*** EXERCISE MATERIAL
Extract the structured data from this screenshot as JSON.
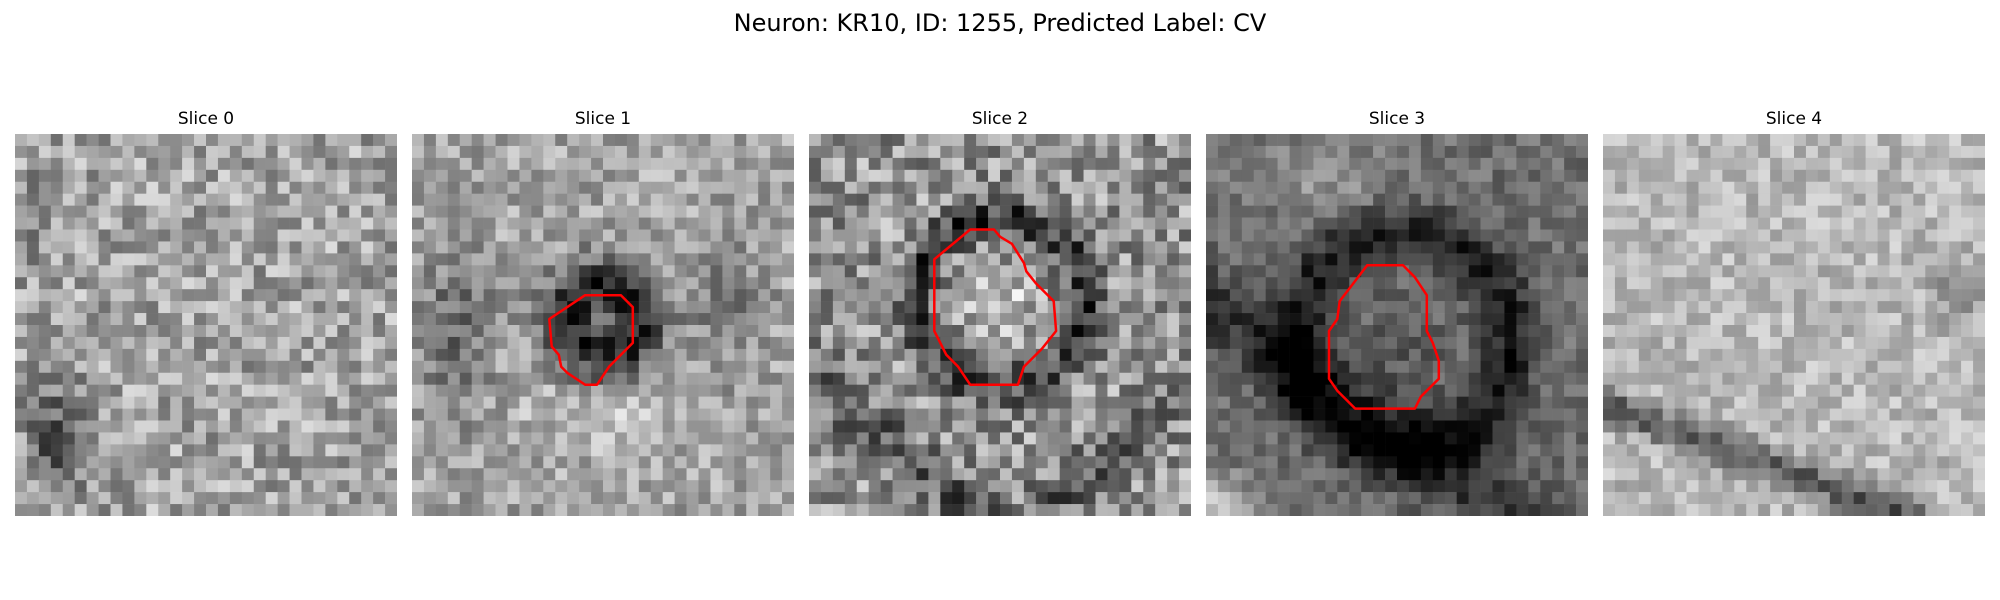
{
  "figure": {
    "title": "Neuron: KR10, ID: 1255, Predicted Label: CV"
  },
  "colors": {
    "outline": "#ff0000",
    "background": "#ffffff"
  },
  "slices": [
    {
      "title": "Slice 0",
      "has_outline": false
    },
    {
      "title": "Slice 1",
      "has_outline": true
    },
    {
      "title": "Slice 2",
      "has_outline": true
    },
    {
      "title": "Slice 3",
      "has_outline": true
    },
    {
      "title": "Slice 4",
      "has_outline": false
    }
  ]
}
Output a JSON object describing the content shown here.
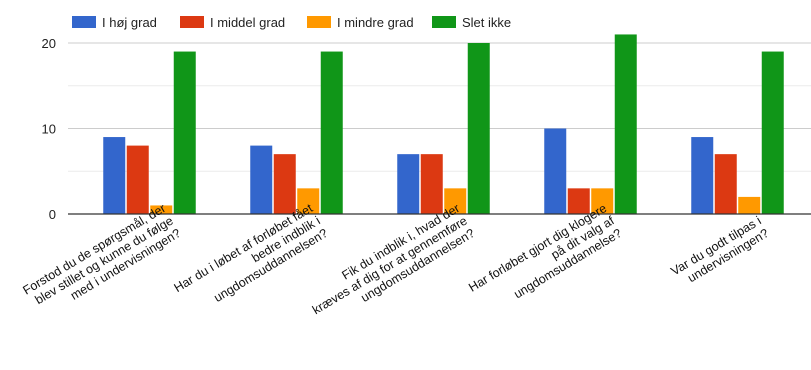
{
  "chart_data": {
    "type": "bar",
    "title": "",
    "xlabel": "",
    "ylabel": "",
    "ylim": [
      0,
      22
    ],
    "yticks": [
      0,
      10,
      20
    ],
    "grid": true,
    "legend_position": "top-left",
    "categories": [
      [
        "Forstod du de spørgsmål, der",
        "blev stillet og kunne du følge",
        "med i undervisningen?"
      ],
      [
        "Har du i løbet af forløbet fået",
        "bedre indblik i",
        "ungdomsuddannelsen?"
      ],
      [
        "Fik du indblik i, hvad der",
        "kræves af dig for at gennemføre",
        "ungdomsuddannelsen?"
      ],
      [
        "Har forløbet gjort dig klogere",
        "på dit valg af",
        "ungdomsuddannelse?"
      ],
      [
        "Var du godt tilpas i",
        "undervisningen?"
      ]
    ],
    "series": [
      {
        "name": "I høj grad",
        "color": "#3366cc",
        "values": [
          9,
          8,
          7,
          10,
          9
        ]
      },
      {
        "name": "I middel grad",
        "color": "#dc3912",
        "values": [
          8,
          7,
          7,
          3,
          7
        ]
      },
      {
        "name": "I mindre grad",
        "color": "#ff9900",
        "values": [
          1,
          3,
          3,
          3,
          2
        ]
      },
      {
        "name": "Slet ikke",
        "color": "#109618",
        "values": [
          19,
          19,
          20,
          21,
          19
        ]
      }
    ]
  }
}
******
• _THE TASK_
Retype each record exactly as it stands, but do not include the pictures.

• _RESPONSE FOR THIS EXERCISE_
Extract the structured data from this screenshot as JSON.
{
  "figure": {
    "title": "Neuron: KR10, ID: 1255, Predicted Label: CV"
  },
  "colors": {
    "outline": "#ff0000",
    "background": "#ffffff"
  },
  "slices": [
    {
      "title": "Slice 0",
      "has_outline": false
    },
    {
      "title": "Slice 1",
      "has_outline": true
    },
    {
      "title": "Slice 2",
      "has_outline": true
    },
    {
      "title": "Slice 3",
      "has_outline": true
    },
    {
      "title": "Slice 4",
      "has_outline": false
    }
  ]
}
Output a JSON object describing the content shown here.
{
  "chart_data": {
    "type": "bar",
    "title": "",
    "xlabel": "",
    "ylabel": "",
    "ylim": [
      0,
      22
    ],
    "yticks": [
      0,
      10,
      20
    ],
    "grid": true,
    "legend_position": "top-left",
    "categories": [
      [
        "Forstod du de spørgsmål, der",
        "blev stillet og kunne du følge",
        "med i undervisningen?"
      ],
      [
        "Har du i løbet af forløbet fået",
        "bedre indblik i",
        "ungdomsuddannelsen?"
      ],
      [
        "Fik du indblik i, hvad der",
        "kræves af dig for at gennemføre",
        "ungdomsuddannelsen?"
      ],
      [
        "Har forløbet gjort dig klogere",
        "på dit valg af",
        "ungdomsuddannelse?"
      ],
      [
        "Var du godt tilpas i",
        "undervisningen?"
      ]
    ],
    "series": [
      {
        "name": "I høj grad",
        "color": "#3366cc",
        "values": [
          9,
          8,
          7,
          10,
          9
        ]
      },
      {
        "name": "I middel grad",
        "color": "#dc3912",
        "values": [
          8,
          7,
          7,
          3,
          7
        ]
      },
      {
        "name": "I mindre grad",
        "color": "#ff9900",
        "values": [
          1,
          3,
          3,
          3,
          2
        ]
      },
      {
        "name": "Slet ikke",
        "color": "#109618",
        "values": [
          19,
          19,
          20,
          21,
          19
        ]
      }
    ]
  }
}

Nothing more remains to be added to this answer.